Lines that hold the string "marks" are to be counted; give only their number.

START Dataset content

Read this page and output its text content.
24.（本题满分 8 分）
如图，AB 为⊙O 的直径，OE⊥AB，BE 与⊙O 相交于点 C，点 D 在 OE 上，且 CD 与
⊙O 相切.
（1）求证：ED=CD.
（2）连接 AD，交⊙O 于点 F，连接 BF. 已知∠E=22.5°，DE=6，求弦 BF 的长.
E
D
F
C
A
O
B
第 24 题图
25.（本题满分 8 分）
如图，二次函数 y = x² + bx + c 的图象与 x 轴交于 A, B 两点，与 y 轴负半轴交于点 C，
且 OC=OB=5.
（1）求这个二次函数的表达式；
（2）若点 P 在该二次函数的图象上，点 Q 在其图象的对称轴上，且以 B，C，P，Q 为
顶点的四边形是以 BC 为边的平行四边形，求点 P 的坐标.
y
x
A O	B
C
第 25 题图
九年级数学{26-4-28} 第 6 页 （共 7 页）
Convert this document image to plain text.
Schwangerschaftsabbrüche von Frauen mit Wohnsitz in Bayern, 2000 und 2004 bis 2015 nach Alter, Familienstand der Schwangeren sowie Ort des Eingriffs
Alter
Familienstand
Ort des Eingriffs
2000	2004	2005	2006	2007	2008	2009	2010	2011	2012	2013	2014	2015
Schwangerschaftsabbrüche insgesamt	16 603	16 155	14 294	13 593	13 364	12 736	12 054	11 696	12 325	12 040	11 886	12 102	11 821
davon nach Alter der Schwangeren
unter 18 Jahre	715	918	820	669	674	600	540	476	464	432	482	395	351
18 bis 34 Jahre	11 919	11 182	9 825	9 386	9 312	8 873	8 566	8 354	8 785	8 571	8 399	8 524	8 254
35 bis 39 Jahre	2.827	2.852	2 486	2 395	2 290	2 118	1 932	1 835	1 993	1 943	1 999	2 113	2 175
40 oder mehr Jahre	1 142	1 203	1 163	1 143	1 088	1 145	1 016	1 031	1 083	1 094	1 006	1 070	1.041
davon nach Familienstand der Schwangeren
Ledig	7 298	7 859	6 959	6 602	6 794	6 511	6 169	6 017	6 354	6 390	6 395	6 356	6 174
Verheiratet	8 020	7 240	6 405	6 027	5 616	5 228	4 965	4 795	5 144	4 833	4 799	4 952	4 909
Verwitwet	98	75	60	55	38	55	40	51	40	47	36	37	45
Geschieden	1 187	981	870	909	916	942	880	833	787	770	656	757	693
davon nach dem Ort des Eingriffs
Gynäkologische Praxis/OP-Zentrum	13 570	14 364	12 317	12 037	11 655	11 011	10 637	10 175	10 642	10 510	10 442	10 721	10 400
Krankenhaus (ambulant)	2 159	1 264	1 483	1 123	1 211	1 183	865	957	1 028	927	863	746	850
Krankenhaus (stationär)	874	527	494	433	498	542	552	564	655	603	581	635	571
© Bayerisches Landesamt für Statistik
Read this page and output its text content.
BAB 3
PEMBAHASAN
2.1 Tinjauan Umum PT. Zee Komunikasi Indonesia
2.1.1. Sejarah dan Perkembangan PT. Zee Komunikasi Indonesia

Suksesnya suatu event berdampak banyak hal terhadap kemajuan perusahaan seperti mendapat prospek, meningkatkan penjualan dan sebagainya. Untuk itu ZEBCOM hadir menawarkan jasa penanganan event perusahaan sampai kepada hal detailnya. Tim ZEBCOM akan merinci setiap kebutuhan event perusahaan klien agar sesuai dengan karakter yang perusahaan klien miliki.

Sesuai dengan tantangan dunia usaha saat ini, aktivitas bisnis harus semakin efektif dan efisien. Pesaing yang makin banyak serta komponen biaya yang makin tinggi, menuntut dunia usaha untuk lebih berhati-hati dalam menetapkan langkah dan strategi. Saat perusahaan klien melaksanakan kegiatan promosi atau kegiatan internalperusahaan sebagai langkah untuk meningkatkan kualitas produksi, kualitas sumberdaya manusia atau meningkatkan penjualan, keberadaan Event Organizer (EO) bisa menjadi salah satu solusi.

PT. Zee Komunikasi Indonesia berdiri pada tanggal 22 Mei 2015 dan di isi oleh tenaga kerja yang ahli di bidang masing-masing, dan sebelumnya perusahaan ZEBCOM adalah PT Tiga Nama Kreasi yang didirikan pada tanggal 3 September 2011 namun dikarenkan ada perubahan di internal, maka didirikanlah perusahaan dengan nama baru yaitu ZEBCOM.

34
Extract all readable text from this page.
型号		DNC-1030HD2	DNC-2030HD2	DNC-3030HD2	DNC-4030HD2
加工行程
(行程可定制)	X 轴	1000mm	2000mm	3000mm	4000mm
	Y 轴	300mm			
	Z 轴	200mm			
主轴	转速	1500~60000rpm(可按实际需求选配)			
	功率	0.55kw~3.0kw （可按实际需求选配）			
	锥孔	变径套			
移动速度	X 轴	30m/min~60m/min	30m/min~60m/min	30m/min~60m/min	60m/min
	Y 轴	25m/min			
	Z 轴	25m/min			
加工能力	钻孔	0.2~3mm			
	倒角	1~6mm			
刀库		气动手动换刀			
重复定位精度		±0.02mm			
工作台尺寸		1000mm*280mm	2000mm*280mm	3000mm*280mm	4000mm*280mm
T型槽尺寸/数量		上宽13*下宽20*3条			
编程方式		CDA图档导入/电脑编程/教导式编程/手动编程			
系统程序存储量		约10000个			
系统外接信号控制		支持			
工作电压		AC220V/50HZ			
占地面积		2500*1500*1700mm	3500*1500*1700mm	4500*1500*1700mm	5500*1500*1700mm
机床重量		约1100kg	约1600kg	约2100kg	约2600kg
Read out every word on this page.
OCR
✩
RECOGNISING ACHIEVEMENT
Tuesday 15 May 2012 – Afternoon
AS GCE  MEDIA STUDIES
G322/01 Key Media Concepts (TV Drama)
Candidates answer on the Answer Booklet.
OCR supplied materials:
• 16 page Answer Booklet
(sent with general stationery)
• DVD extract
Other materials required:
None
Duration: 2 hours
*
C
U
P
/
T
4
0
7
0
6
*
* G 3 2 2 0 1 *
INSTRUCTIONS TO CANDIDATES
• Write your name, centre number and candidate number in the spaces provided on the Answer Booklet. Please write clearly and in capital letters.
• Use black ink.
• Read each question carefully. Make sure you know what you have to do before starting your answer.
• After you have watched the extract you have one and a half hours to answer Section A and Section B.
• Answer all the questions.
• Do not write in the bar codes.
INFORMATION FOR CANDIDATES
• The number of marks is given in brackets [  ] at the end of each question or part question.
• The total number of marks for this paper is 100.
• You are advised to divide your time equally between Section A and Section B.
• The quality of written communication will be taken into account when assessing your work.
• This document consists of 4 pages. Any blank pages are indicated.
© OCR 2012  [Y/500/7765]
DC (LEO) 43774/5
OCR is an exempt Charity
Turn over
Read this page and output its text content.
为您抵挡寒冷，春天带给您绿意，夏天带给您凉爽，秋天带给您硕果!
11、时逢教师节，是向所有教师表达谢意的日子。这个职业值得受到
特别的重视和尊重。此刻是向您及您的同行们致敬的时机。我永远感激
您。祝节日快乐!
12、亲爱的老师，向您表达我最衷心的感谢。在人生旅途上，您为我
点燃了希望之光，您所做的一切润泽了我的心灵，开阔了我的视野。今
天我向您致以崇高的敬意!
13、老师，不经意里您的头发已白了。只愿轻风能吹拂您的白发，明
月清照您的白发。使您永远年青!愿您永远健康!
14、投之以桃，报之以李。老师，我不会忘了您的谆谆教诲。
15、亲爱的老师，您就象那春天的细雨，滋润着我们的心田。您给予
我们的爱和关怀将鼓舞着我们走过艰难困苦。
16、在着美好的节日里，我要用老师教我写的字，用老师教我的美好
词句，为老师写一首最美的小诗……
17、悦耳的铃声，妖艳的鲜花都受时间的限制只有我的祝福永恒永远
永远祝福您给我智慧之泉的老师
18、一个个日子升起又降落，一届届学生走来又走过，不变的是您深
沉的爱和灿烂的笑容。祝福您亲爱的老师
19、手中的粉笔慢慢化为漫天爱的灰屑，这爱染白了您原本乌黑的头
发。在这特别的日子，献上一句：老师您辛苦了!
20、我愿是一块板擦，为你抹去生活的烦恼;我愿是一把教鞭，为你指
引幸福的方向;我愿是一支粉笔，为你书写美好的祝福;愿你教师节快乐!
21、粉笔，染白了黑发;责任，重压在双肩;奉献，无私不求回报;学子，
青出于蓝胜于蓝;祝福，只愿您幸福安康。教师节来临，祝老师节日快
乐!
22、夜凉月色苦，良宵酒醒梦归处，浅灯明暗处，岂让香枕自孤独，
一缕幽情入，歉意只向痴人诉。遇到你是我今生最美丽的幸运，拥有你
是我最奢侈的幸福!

END Dataset content

*Right answer*.
2